#### Aim
Your job is to retype all of the data word for word, leaving every image out.
━━━━━━━━
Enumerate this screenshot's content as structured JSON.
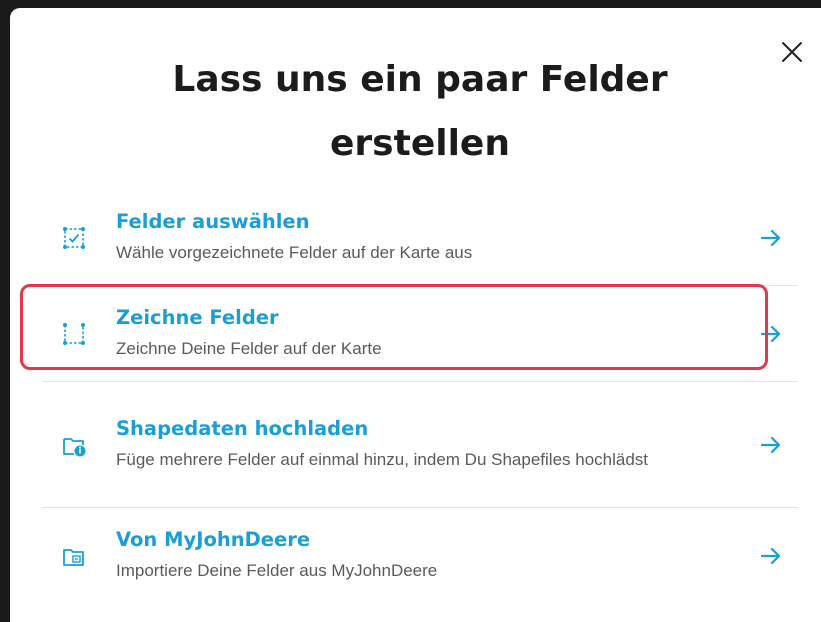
{
  "dialog": {
    "title": "Lass uns ein paar Felder erstellen",
    "close_icon": "close-icon",
    "options": [
      {
        "title": "Felder auswählen",
        "description": "Wähle vorgezeichnete Felder auf der Karte aus",
        "icon": "select-fields-icon"
      },
      {
        "title": "Zeichne Felder",
        "description": "Zeichne Deine Felder auf der Karte",
        "icon": "draw-fields-icon",
        "highlighted": true
      },
      {
        "title": "Shapedaten hochladen",
        "description": "Füge mehrere Felder auf einmal hinzu, indem Du Shapefiles hochlädst",
        "icon": "upload-shapefile-icon"
      },
      {
        "title": "Von MyJohnDeere",
        "description": "Importiere Deine Felder aus MyJohnDeere",
        "icon": "import-myjohndeere-icon"
      }
    ]
  },
  "colors": {
    "accent": "#1a9ed6",
    "highlight": "#e0384f",
    "title": "#1b1b1b",
    "description": "#5a5a5a"
  }
}
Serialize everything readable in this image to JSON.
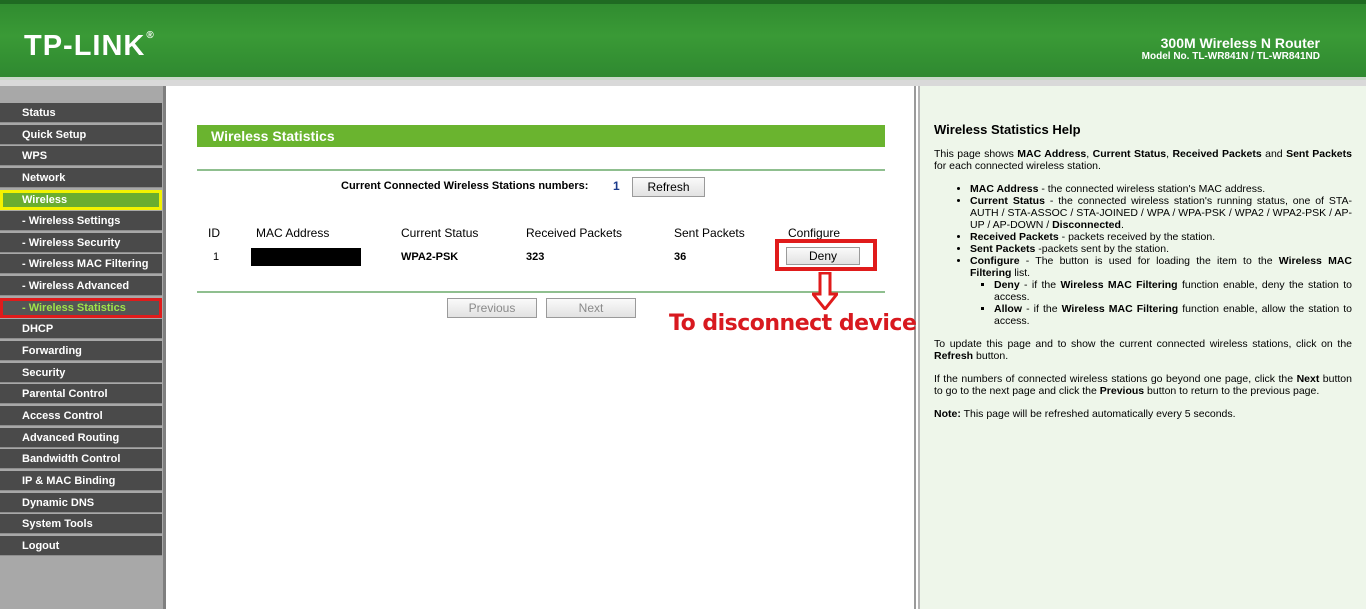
{
  "header": {
    "logo": "TP-LINK",
    "logo_mark": "®",
    "product_name": "300M Wireless N Router",
    "model_no": "Model No. TL-WR841N / TL-WR841ND"
  },
  "sidebar": {
    "items": [
      {
        "label": "Status"
      },
      {
        "label": "Quick Setup"
      },
      {
        "label": "WPS"
      },
      {
        "label": "Network"
      },
      {
        "label": "Wireless"
      },
      {
        "label": "- Wireless Settings"
      },
      {
        "label": "- Wireless Security"
      },
      {
        "label": "- Wireless MAC Filtering"
      },
      {
        "label": "- Wireless Advanced"
      },
      {
        "label": "- Wireless Statistics"
      },
      {
        "label": "DHCP"
      },
      {
        "label": "Forwarding"
      },
      {
        "label": "Security"
      },
      {
        "label": "Parental Control"
      },
      {
        "label": "Access Control"
      },
      {
        "label": "Advanced Routing"
      },
      {
        "label": "Bandwidth Control"
      },
      {
        "label": "IP & MAC Binding"
      },
      {
        "label": "Dynamic DNS"
      },
      {
        "label": "System Tools"
      },
      {
        "label": "Logout"
      }
    ]
  },
  "main": {
    "title": "Wireless Statistics",
    "stations_label": "Current Connected Wireless Stations numbers:",
    "stations_count": "1",
    "refresh_label": "Refresh",
    "table": {
      "headers": [
        "ID",
        "MAC Address",
        "Current Status",
        "Received Packets",
        "Sent Packets",
        "Configure"
      ],
      "rows": [
        {
          "id": "1",
          "mac": "",
          "status": "WPA2-PSK",
          "received": "323",
          "sent": "36",
          "action": "Deny"
        }
      ]
    },
    "previous_label": "Previous",
    "next_label": "Next",
    "annotation": "To disconnect device"
  },
  "help": {
    "title": "Wireless Statistics Help",
    "intro_a": "This page shows ",
    "intro_b1": "MAC Address",
    "intro_c": ", ",
    "intro_b2": "Current Status",
    "intro_d": ", ",
    "intro_b3": "Received Packets",
    "intro_e": " and ",
    "intro_b4": "Sent Packets",
    "intro_f": " for each connected wireless station.",
    "items": {
      "mac_term": "MAC Address",
      "mac_desc": " - the connected wireless station's MAC address.",
      "status_term": "Current Status",
      "status_desc": " - the connected wireless station's running status, one of STA-AUTH / STA-ASSOC / STA-JOINED / WPA / WPA-PSK / WPA2 / WPA2-PSK / AP-UP / AP-DOWN / ",
      "status_desc_b": "Disconnected",
      "status_desc_end": ".",
      "recv_term": "Received Packets",
      "recv_desc": " - packets received by the station.",
      "sent_term": "Sent Packets",
      "sent_desc": " -packets sent by the station.",
      "config_term": "Configure",
      "config_desc": " - The button is used for loading the item to the ",
      "config_desc_b": "Wireless MAC Filtering",
      "config_desc_end": " list.",
      "deny_term": "Deny",
      "deny_desc": " - if the ",
      "deny_desc_b": "Wireless MAC Filtering",
      "deny_desc_end": " function enable, deny the station to access.",
      "allow_term": "Allow",
      "allow_desc": " - if the ",
      "allow_desc_b": "Wireless MAC Filtering",
      "allow_desc_end": " function enable, allow the station to access."
    },
    "update_a": "To update this page and to show the current connected wireless stations, click on the ",
    "update_b": "Refresh",
    "update_c": " button.",
    "pages_a": "If the numbers of connected wireless stations go beyond one page, click the ",
    "pages_b": "Next",
    "pages_c": " button to go to the next page and click the ",
    "pages_d": "Previous",
    "pages_e": " button to return to the previous page.",
    "note_b": "Note:",
    "note_a": " This page will be refreshed automatically every 5 seconds."
  },
  "colors": {
    "header_green": "#3a9a36",
    "title_green": "#6ab42f",
    "nav_dark": "#4a4a4a",
    "active_yellow": "#f2f200",
    "highlight_red": "#e01b1b",
    "help_bg": "#eef6ea"
  }
}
━━━━━━━━
#### Written answer
Enumerate this screenshot's content as structured JSON.
{
  "dialog": {
    "title": "Lass uns ein paar Felder erstellen",
    "close_icon": "close-icon",
    "options": [
      {
        "title": "Felder auswählen",
        "description": "Wähle vorgezeichnete Felder auf der Karte aus",
        "icon": "select-fields-icon"
      },
      {
        "title": "Zeichne Felder",
        "description": "Zeichne Deine Felder auf der Karte",
        "icon": "draw-fields-icon",
        "highlighted": true
      },
      {
        "title": "Shapedaten hochladen",
        "description": "Füge mehrere Felder auf einmal hinzu, indem Du Shapefiles hochlädst",
        "icon": "upload-shapefile-icon"
      },
      {
        "title": "Von MyJohnDeere",
        "description": "Importiere Deine Felder aus MyJohnDeere",
        "icon": "import-myjohndeere-icon"
      }
    ]
  },
  "colors": {
    "accent": "#1a9ed6",
    "highlight": "#e0384f",
    "title": "#1b1b1b",
    "description": "#5a5a5a"
  }
}
Serialize everything readable in this image to JSON.
{
  "header": {
    "logo": "TP-LINK",
    "logo_mark": "®",
    "product_name": "300M Wireless N Router",
    "model_no": "Model No. TL-WR841N / TL-WR841ND"
  },
  "sidebar": {
    "items": [
      {
        "label": "Status"
      },
      {
        "label": "Quick Setup"
      },
      {
        "label": "WPS"
      },
      {
        "label": "Network"
      },
      {
        "label": "Wireless"
      },
      {
        "label": "- Wireless Settings"
      },
      {
        "label": "- Wireless Security"
      },
      {
        "label": "- Wireless MAC Filtering"
      },
      {
        "label": "- Wireless Advanced"
      },
      {
        "label": "- Wireless Statistics"
      },
      {
        "label": "DHCP"
      },
      {
        "label": "Forwarding"
      },
      {
        "label": "Security"
      },
      {
        "label": "Parental Control"
      },
      {
        "label": "Access Control"
      },
      {
        "label": "Advanced Routing"
      },
      {
        "label": "Bandwidth Control"
      },
      {
        "label": "IP & MAC Binding"
      },
      {
        "label": "Dynamic DNS"
      },
      {
        "label": "System Tools"
      },
      {
        "label": "Logout"
      }
    ]
  },
  "main": {
    "title": "Wireless Statistics",
    "stations_label": "Current Connected Wireless Stations numbers:",
    "stations_count": "1",
    "refresh_label": "Refresh",
    "table": {
      "headers": [
        "ID",
        "MAC Address",
        "Current Status",
        "Received Packets",
        "Sent Packets",
        "Configure"
      ],
      "rows": [
        {
          "id": "1",
          "mac": "",
          "status": "WPA2-PSK",
          "received": "323",
          "sent": "36",
          "action": "Deny"
        }
      ]
    },
    "previous_label": "Previous",
    "next_label": "Next",
    "annotation": "To disconnect device"
  },
  "help": {
    "title": "Wireless Statistics Help",
    "intro_a": "This page shows ",
    "intro_b1": "MAC Address",
    "intro_c": ", ",
    "intro_b2": "Current Status",
    "intro_d": ", ",
    "intro_b3": "Received Packets",
    "intro_e": " and ",
    "intro_b4": "Sent Packets",
    "intro_f": " for each connected wireless station.",
    "items": {
      "mac_term": "MAC Address",
      "mac_desc": " - the connected wireless station's MAC address.",
      "status_term": "Current Status",
      "status_desc": " - the connected wireless station's running status, one of STA-AUTH / STA-ASSOC / STA-JOINED / WPA / WPA-PSK / WPA2 / WPA2-PSK / AP-UP / AP-DOWN / ",
      "status_desc_b": "Disconnected",
      "status_desc_end": ".",
      "recv_term": "Received Packets",
      "recv_desc": " - packets received by the station.",
      "sent_term": "Sent Packets",
      "sent_desc": " -packets sent by the station.",
      "config_term": "Configure",
      "config_desc": " - The button is used for loading the item to the ",
      "config_desc_b": "Wireless MAC Filtering",
      "config_desc_end": " list.",
      "deny_term": "Deny",
      "deny_desc": " - if the ",
      "deny_desc_b": "Wireless MAC Filtering",
      "deny_desc_end": " function enable, deny the station to access.",
      "allow_term": "Allow",
      "allow_desc": " - if the ",
      "allow_desc_b": "Wireless MAC Filtering",
      "allow_desc_end": " function enable, allow the station to access."
    },
    "update_a": "To update this page and to show the current connected wireless stations, click on the ",
    "update_b": "Refresh",
    "update_c": " button.",
    "pages_a": "If the numbers of connected wireless stations go beyond one page, click the ",
    "pages_b": "Next",
    "pages_c": " button to go to the next page and click the ",
    "pages_d": "Previous",
    "pages_e": " button to return to the previous page.",
    "note_b": "Note:",
    "note_a": " This page will be refreshed automatically every 5 seconds."
  },
  "colors": {
    "header_green": "#3a9a36",
    "title_green": "#6ab42f",
    "nav_dark": "#4a4a4a",
    "active_yellow": "#f2f200",
    "highlight_red": "#e01b1b",
    "help_bg": "#eef6ea"
  }
}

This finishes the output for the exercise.